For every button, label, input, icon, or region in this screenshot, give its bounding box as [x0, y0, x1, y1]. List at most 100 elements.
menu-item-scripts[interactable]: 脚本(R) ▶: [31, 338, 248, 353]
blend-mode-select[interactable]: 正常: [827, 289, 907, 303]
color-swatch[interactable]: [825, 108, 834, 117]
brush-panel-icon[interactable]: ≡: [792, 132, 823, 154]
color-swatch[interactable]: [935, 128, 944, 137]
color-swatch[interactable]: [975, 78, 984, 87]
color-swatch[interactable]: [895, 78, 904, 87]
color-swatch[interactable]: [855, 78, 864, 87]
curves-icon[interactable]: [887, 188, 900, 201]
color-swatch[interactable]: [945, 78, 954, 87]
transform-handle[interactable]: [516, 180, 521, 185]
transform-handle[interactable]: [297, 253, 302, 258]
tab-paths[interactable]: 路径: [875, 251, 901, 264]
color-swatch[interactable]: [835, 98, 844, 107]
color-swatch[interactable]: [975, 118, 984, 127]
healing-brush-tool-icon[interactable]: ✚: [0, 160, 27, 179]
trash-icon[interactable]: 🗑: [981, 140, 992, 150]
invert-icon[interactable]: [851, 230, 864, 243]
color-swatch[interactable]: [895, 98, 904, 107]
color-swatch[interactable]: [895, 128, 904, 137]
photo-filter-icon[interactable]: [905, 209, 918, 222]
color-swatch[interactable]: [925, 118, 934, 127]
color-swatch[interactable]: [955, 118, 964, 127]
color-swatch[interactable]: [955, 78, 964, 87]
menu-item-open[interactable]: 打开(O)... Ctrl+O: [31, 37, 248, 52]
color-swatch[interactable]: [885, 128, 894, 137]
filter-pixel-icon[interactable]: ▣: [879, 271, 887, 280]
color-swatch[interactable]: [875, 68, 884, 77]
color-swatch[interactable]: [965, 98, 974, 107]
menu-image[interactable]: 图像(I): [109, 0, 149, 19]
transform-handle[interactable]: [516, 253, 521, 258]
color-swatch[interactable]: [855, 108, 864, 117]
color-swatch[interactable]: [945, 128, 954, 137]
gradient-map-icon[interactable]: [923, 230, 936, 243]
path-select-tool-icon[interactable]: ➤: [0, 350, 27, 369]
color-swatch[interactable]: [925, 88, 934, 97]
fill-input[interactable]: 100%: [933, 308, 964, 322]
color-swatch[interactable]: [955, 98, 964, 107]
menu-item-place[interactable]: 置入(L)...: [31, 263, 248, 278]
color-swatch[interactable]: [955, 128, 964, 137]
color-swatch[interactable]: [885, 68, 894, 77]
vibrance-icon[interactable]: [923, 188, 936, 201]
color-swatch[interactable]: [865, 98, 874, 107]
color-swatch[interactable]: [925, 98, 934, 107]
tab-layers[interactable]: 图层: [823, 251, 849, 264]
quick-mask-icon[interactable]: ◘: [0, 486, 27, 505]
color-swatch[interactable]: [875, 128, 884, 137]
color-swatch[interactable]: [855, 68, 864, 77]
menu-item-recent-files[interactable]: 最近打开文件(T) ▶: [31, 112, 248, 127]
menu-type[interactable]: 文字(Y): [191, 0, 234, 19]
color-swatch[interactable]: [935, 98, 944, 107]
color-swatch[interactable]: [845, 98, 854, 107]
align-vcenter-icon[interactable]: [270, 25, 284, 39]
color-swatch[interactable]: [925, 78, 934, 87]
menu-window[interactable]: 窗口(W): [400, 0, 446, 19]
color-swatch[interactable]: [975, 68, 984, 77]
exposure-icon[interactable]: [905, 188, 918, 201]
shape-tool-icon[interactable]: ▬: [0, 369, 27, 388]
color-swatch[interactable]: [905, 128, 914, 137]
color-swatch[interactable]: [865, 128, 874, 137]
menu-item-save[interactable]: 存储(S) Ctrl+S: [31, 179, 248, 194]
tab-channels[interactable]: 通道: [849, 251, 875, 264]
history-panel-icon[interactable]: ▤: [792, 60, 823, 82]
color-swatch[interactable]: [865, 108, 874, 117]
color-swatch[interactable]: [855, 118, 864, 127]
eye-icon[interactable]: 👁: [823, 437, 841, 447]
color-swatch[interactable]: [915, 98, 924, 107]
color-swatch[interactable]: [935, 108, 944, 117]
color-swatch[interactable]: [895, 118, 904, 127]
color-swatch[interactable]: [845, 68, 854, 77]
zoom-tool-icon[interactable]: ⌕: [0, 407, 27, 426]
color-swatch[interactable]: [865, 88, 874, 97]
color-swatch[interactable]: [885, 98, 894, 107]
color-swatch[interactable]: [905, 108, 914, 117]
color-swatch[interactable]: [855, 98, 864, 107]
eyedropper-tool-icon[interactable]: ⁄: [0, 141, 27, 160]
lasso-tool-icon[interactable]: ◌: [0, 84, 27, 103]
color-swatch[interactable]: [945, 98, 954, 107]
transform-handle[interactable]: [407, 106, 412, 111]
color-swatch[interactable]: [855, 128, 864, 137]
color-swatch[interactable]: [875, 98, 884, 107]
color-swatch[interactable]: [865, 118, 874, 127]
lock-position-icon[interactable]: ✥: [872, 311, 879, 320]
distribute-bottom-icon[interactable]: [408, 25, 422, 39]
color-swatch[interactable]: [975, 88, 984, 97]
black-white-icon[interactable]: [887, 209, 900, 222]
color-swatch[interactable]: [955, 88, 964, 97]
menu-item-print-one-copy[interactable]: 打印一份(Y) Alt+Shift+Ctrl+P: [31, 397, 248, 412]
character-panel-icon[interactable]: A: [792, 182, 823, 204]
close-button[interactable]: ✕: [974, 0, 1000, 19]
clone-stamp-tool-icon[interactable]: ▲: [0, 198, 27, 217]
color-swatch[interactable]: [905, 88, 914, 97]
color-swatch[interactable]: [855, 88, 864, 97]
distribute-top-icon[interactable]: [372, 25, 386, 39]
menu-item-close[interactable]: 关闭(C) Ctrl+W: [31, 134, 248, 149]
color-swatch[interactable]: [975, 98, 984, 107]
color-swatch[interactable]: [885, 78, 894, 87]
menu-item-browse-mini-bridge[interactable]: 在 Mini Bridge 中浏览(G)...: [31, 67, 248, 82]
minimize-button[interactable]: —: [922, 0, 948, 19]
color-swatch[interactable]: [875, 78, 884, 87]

________

## Instructions to follow
Can you reproduce all of the records above, character for character and line by line?

## Finished task
For every button, label, input, icon, or region in this screenshot, give its bounding box as [x0, y0, x1, y1]. List at most 100 elements.
menu-item-scripts[interactable]: 脚本(R) ▶: [31, 338, 248, 353]
blend-mode-select[interactable]: 正常: [827, 289, 907, 303]
color-swatch[interactable]: [825, 108, 834, 117]
brush-panel-icon[interactable]: ≡: [792, 132, 823, 154]
color-swatch[interactable]: [935, 128, 944, 137]
color-swatch[interactable]: [975, 78, 984, 87]
color-swatch[interactable]: [895, 78, 904, 87]
color-swatch[interactable]: [855, 78, 864, 87]
curves-icon[interactable]: [887, 188, 900, 201]
color-swatch[interactable]: [945, 78, 954, 87]
transform-handle[interactable]: [516, 180, 521, 185]
transform-handle[interactable]: [297, 253, 302, 258]
tab-paths[interactable]: 路径: [875, 251, 901, 264]
color-swatch[interactable]: [835, 98, 844, 107]
color-swatch[interactable]: [975, 118, 984, 127]
healing-brush-tool-icon[interactable]: ✚: [0, 160, 27, 179]
trash-icon[interactable]: 🗑: [981, 140, 992, 150]
invert-icon[interactable]: [851, 230, 864, 243]
color-swatch[interactable]: [895, 98, 904, 107]
color-swatch[interactable]: [895, 128, 904, 137]
photo-filter-icon[interactable]: [905, 209, 918, 222]
color-swatch[interactable]: [925, 118, 934, 127]
color-swatch[interactable]: [955, 118, 964, 127]
color-swatch[interactable]: [955, 78, 964, 87]
menu-item-open[interactable]: 打开(O)... Ctrl+O: [31, 37, 248, 52]
color-swatch[interactable]: [885, 128, 894, 137]
filter-pixel-icon[interactable]: ▣: [879, 271, 887, 280]
color-swatch[interactable]: [875, 68, 884, 77]
color-swatch[interactable]: [965, 98, 974, 107]
menu-image[interactable]: 图像(I): [109, 0, 149, 19]
transform-handle[interactable]: [516, 253, 521, 258]
color-swatch[interactable]: [855, 108, 864, 117]
color-swatch[interactable]: [945, 128, 954, 137]
gradient-map-icon[interactable]: [923, 230, 936, 243]
path-select-tool-icon[interactable]: ➤: [0, 350, 27, 369]
color-swatch[interactable]: [925, 88, 934, 97]
fill-input[interactable]: 100%: [933, 308, 964, 322]
color-swatch[interactable]: [955, 98, 964, 107]
menu-item-place[interactable]: 置入(L)...: [31, 263, 248, 278]
color-swatch[interactable]: [955, 128, 964, 137]
color-swatch[interactable]: [885, 68, 894, 77]
vibrance-icon[interactable]: [923, 188, 936, 201]
color-swatch[interactable]: [865, 98, 874, 107]
color-swatch[interactable]: [925, 98, 934, 107]
tab-layers[interactable]: 图层: [823, 251, 849, 264]
quick-mask-icon[interactable]: ◘: [0, 486, 27, 505]
color-swatch[interactable]: [875, 128, 884, 137]
color-swatch[interactable]: [855, 68, 864, 77]
menu-item-recent-files[interactable]: 最近打开文件(T) ▶: [31, 112, 248, 127]
menu-type[interactable]: 文字(Y): [191, 0, 234, 19]
color-swatch[interactable]: [935, 98, 944, 107]
color-swatch[interactable]: [845, 98, 854, 107]
align-vcenter-icon[interactable]: [270, 25, 284, 39]
color-swatch[interactable]: [925, 78, 934, 87]
menu-window[interactable]: 窗口(W): [400, 0, 446, 19]
color-swatch[interactable]: [975, 68, 984, 77]
exposure-icon[interactable]: [905, 188, 918, 201]
shape-tool-icon[interactable]: ▬: [0, 369, 27, 388]
color-swatch[interactable]: [905, 128, 914, 137]
color-swatch[interactable]: [865, 128, 874, 137]
menu-item-save[interactable]: 存储(S) Ctrl+S: [31, 179, 248, 194]
tab-channels[interactable]: 通道: [849, 251, 875, 264]
history-panel-icon[interactable]: ▤: [792, 60, 823, 82]
color-swatch[interactable]: [865, 108, 874, 117]
color-swatch[interactable]: [855, 118, 864, 127]
eye-icon[interactable]: 👁: [823, 437, 841, 447]
color-swatch[interactable]: [915, 98, 924, 107]
color-swatch[interactable]: [935, 108, 944, 117]
color-swatch[interactable]: [895, 118, 904, 127]
color-swatch[interactable]: [845, 68, 854, 77]
zoom-tool-icon[interactable]: ⌕: [0, 407, 27, 426]
color-swatch[interactable]: [865, 88, 874, 97]
color-swatch[interactable]: [885, 98, 894, 107]
color-swatch[interactable]: [905, 108, 914, 117]
color-swatch[interactable]: [855, 98, 864, 107]
eyedropper-tool-icon[interactable]: ⁄: [0, 141, 27, 160]
lasso-tool-icon[interactable]: ◌: [0, 84, 27, 103]
color-swatch[interactable]: [945, 98, 954, 107]
transform-handle[interactable]: [407, 106, 412, 111]
color-swatch[interactable]: [855, 128, 864, 137]
color-swatch[interactable]: [875, 98, 884, 107]
color-swatch[interactable]: [865, 118, 874, 127]
lock-position-icon[interactable]: ✥: [872, 311, 879, 320]
distribute-bottom-icon[interactable]: [408, 25, 422, 39]
color-swatch[interactable]: [975, 88, 984, 97]
black-white-icon[interactable]: [887, 209, 900, 222]
color-swatch[interactable]: [955, 88, 964, 97]
menu-item-print-one-copy[interactable]: 打印一份(Y) Alt+Shift+Ctrl+P: [31, 397, 248, 412]
character-panel-icon[interactable]: A: [792, 182, 823, 204]
close-button[interactable]: ✕: [974, 0, 1000, 19]
clone-stamp-tool-icon[interactable]: ▲: [0, 198, 27, 217]
color-swatch[interactable]: [905, 88, 914, 97]
color-swatch[interactable]: [855, 88, 864, 97]
distribute-top-icon[interactable]: [372, 25, 386, 39]
menu-item-close[interactable]: 关闭(C) Ctrl+W: [31, 134, 248, 149]
color-swatch[interactable]: [975, 98, 984, 107]
color-swatch[interactable]: [885, 78, 894, 87]
menu-item-browse-mini-bridge[interactable]: 在 Mini Bridge 中浏览(G)...: [31, 67, 248, 82]
minimize-button[interactable]: —: [922, 0, 948, 19]
color-swatch[interactable]: [875, 78, 884, 87]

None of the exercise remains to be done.